Saved entries:
------------------------------

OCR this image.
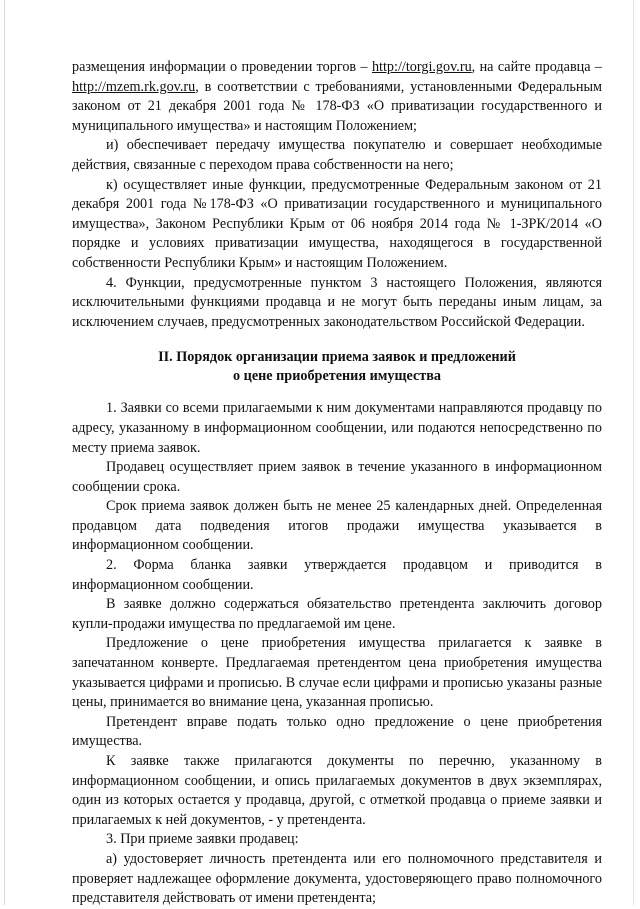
размещения информации о проведении торгов – http://torgi.gov.ru, на сайте продавца – http://mzem.rk.gov.ru, в соответствии с требованиями, установленными Федеральным законом от 21 декабря 2001 года № 178-ФЗ «О приватизации государственного и муниципального имущества» и настоящим Положением;

и) обеспечивает передачу имущества покупателю и совершает необходимые действия, связанные с переходом права собственности на него;

к) осуществляет иные функции, предусмотренные Федеральным законом от 21 декабря 2001 года №178-ФЗ «О приватизации государственного и муниципального имущества», Законом Республики Крым от 06 ноября 2014 года № 1-ЗРК/2014 «О порядке и условиях приватизации имущества, находящегося в государственной собственности Республики Крым» и настоящим Положением.

4. Функции, предусмотренные пунктом 3 настоящего Положения, являются исключительными функциями продавца и не могут быть переданы иным лицам, за исключением случаев, предусмотренных законодательством Российской Федерации.

II. Порядок организации приема заявок и предложений
о цене приобретения имущества

1. Заявки со всеми прилагаемыми к ним документами направляются продавцу по адресу, указанному в информационном сообщении, или подаются непосредственно по месту приема заявок.

Продавец осуществляет прием заявок в течение указанного в информационном сообщении срока.

Срок приема заявок должен быть не менее 25 календарных дней. Определенная продавцом дата подведения итогов продажи имущества указывается в информационном сообщении.

2. Форма бланка заявки утверждается продавцом и приводится в информационном сообщении.

В заявке должно содержаться обязательство претендента заключить договор купли-продажи имущества по предлагаемой им цене.

Предложение о цене приобретения имущества прилагается к заявке в запечатанном конверте. Предлагаемая претендентом цена приобретения имущества указывается цифрами и прописью. В случае если цифрами и прописью указаны разные цены, принимается во внимание цена, указанная прописью.

Претендент вправе подать только одно предложение о цене приобретения имущества.

К заявке также прилагаются документы по перечню, указанному в информационном сообщении, и опись прилагаемых документов в двух экземплярах, один из которых остается у продавца, другой, с отметкой продавца о приеме заявки и прилагаемых к ней документов, - у претендента.

3. При приеме заявки продавец:

а) удостоверяет личность претендента или его полномочного представителя и проверяет надлежащее оформление документа, удостоверяющего право полномочного представителя действовать от имени претендента;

------------------------------

*The problem:* Copy out every line of the data that includes "собственности".

*Task output:*
и) обеспечивает передачу имущества покупателю и совершает необходимые действия, связанные с переходом права собственности на него;
к) осуществляет иные функции, предусмотренные Федеральным законом от 21 декабря 2001 года №178-ФЗ «О приватизации государственного и муниципального имущества», Законом Республики Крым от 06 ноября 2014 года № 1-ЗРК/2014 «О порядке и условиях приватизации имущества, находящегося в государственной собственности Республики Крым» и настоящим Положением.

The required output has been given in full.